Por favor, reproduce el fragmento del texto sobre la censura y el periodismo en la Argentina que va entre "La nefasta censura, que" y "desatada en 2001).", ambos incluidos, y cambia "la Argentina" por "el país".

____ Texto de lectura

La nefasta censura, que se enseñoreó durante décadas en la Argentina con oprobiosas listas negras de artistas, películas y libros, fue abolida a partir de la asunción presidencial de Raúl Alfonsín. En los 90, el periodismo político se atrevió a destapar las peores ollas de la corrupción menemista. Por entonces también sucedió algo realmente paradójico: nunca antes el periodismo había brindado una radiografía tan precisa de los ilícitos políticos y económicos del poder. Sin embargo, no hubo un correlato judicial acorde con todas esas gravísimas denuncias y conocimos entonces una nueva perversión estatal: la impunidad cínica.
Hubo, pues, previsible desencanto por unos años del periodismo de investigación mientras sucedían peores cosas en la Argentina (la aguda recesión de fines de los 90 y, a continuación, la abismal catástrofe social, política y económica desatada en 2001).

________
____ Extracto de datos

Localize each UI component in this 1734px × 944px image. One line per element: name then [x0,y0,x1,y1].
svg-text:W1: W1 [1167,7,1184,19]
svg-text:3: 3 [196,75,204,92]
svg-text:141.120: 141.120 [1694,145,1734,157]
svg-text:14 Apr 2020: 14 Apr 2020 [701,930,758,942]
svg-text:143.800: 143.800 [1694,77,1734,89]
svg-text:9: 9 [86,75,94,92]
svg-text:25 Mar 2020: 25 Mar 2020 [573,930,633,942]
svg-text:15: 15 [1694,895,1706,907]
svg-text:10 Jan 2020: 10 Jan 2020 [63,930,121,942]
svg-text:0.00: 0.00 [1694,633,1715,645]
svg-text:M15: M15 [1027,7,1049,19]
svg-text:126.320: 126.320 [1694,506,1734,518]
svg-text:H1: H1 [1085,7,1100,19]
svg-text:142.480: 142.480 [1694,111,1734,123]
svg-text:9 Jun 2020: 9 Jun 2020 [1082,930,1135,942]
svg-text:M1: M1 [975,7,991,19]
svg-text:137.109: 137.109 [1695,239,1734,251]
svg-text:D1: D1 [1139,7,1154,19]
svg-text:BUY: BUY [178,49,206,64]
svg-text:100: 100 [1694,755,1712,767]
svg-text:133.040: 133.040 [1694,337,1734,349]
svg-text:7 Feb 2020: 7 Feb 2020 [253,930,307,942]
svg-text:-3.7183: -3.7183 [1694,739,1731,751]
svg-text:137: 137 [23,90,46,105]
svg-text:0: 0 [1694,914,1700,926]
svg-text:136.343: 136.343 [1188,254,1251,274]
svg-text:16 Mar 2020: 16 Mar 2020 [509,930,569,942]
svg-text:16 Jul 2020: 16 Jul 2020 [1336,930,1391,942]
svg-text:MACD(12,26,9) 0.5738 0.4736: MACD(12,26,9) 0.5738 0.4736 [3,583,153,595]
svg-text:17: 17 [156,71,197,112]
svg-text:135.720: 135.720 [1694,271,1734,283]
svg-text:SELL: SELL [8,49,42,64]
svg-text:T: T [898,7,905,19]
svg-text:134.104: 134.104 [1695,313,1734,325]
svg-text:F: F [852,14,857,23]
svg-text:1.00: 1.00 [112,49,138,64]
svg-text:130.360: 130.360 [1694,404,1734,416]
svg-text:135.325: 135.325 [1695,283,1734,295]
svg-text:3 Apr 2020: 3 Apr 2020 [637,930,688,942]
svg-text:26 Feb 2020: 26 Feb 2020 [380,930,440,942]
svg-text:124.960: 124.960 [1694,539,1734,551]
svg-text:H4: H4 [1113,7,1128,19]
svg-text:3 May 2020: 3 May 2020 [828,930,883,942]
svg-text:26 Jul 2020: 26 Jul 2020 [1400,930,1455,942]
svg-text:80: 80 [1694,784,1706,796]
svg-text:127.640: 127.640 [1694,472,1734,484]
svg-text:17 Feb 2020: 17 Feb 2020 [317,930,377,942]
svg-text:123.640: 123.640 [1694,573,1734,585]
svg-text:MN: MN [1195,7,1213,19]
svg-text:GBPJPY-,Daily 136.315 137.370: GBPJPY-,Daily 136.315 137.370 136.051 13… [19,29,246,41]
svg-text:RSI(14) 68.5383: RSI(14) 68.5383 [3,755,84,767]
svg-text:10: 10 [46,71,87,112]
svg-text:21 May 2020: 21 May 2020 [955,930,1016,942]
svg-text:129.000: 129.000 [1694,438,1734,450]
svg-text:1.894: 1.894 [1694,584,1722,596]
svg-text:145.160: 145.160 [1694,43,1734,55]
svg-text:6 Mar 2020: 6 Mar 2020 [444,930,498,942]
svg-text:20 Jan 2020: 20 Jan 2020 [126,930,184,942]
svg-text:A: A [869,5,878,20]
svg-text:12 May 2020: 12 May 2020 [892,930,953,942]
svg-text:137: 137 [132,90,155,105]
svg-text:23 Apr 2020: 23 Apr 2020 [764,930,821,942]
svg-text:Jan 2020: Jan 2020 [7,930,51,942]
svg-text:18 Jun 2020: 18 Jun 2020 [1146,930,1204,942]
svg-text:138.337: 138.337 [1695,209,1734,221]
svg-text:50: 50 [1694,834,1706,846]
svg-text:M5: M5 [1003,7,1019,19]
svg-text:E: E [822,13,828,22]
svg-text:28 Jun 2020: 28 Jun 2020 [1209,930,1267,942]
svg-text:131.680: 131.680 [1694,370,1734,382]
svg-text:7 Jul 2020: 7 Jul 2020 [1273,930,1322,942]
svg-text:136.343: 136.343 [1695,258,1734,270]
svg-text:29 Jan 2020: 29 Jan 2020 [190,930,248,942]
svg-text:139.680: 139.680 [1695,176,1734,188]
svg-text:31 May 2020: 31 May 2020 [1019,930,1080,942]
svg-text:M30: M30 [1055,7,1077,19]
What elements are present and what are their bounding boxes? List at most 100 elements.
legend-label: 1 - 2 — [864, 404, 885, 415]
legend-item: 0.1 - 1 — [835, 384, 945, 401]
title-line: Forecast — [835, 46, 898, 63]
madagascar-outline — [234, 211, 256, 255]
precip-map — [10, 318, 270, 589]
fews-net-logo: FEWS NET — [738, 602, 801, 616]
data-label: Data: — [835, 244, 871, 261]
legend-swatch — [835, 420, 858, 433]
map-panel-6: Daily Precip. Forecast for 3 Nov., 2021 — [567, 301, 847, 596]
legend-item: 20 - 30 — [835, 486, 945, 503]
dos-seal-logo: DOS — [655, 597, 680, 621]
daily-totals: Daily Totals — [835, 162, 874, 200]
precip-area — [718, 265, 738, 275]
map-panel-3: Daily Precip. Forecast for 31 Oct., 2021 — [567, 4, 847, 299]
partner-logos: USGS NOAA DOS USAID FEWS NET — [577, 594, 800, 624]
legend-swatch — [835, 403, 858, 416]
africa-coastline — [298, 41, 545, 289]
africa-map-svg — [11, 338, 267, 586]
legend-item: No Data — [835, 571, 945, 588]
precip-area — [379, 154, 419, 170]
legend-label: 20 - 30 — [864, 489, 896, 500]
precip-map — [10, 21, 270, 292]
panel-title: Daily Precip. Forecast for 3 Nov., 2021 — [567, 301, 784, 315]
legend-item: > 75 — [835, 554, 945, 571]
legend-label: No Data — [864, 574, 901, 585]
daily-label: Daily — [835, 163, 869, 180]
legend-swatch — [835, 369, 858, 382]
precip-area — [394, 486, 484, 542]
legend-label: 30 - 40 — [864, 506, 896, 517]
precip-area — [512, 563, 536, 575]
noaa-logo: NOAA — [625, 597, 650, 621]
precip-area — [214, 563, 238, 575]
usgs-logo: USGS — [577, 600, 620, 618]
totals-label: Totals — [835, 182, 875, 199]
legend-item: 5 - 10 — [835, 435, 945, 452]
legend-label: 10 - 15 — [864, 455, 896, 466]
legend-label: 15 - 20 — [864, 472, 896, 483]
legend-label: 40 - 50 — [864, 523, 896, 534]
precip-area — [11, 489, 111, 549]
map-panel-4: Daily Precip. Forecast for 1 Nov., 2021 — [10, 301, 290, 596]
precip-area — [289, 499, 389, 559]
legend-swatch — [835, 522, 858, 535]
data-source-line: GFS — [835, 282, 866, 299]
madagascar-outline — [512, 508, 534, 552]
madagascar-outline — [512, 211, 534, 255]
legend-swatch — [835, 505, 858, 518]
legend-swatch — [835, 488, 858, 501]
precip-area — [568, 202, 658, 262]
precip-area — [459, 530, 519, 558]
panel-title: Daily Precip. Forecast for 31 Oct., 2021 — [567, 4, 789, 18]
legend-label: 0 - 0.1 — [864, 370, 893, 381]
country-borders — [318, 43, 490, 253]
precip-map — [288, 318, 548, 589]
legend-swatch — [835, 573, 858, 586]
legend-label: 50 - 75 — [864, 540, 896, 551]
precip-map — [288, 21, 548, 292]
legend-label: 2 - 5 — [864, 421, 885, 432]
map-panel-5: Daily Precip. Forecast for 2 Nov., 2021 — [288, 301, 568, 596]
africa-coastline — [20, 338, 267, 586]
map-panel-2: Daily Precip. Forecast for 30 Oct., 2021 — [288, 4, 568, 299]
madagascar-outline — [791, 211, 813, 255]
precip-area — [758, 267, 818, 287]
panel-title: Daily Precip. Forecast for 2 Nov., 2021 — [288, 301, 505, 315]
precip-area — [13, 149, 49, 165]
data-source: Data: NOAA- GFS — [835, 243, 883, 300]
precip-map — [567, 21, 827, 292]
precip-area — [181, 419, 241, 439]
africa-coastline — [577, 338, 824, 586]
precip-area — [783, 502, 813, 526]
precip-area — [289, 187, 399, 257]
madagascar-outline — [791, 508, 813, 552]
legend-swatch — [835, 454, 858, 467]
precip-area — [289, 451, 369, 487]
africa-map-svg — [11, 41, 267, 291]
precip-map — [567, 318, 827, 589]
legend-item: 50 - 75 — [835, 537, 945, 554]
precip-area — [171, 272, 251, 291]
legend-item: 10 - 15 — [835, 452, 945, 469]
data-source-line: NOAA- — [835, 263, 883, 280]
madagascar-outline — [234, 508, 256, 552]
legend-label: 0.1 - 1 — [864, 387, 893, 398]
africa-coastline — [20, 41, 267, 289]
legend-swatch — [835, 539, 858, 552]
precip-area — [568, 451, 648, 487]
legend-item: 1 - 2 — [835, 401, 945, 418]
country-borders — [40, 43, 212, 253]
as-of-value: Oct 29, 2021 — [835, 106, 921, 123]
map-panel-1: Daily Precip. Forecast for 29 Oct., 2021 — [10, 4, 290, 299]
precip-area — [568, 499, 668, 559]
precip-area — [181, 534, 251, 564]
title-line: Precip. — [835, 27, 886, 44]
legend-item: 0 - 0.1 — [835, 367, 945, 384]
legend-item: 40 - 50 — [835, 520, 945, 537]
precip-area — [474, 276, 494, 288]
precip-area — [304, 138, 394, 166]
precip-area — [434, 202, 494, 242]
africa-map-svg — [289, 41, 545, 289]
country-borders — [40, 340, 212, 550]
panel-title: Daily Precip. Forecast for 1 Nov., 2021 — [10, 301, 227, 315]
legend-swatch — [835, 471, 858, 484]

________

:: Respuesta ::
La nefasta censura, que se enseñoreó durante décadas en el país con oprobiosas listas negras de artistas, películas y libros, fue abolida a partir de la asunción presidencial de Raúl Alfonsín. En los 90, el periodismo político se atrevió a destapar las peores ollas de la corrupción menemista. Por entonces también sucedió algo realmente paradójico: nunca antes el periodismo había brindado una radiografía tan precisa de los ilícitos políticos y económicos del poder. Sin embargo, no hubo un correlato judicial acorde con todas esas gravísimas denuncias y conocimos entonces una nueva perversión estatal: la impunidad cínica.
Hubo, pues, previsible desencanto por unos años del periodismo de investigación mientras sucedían peores cosas en el país (la aguda recesión de fines de los 90 y, a continuación, la abismal catástrofe social, política y económica desatada en 2001).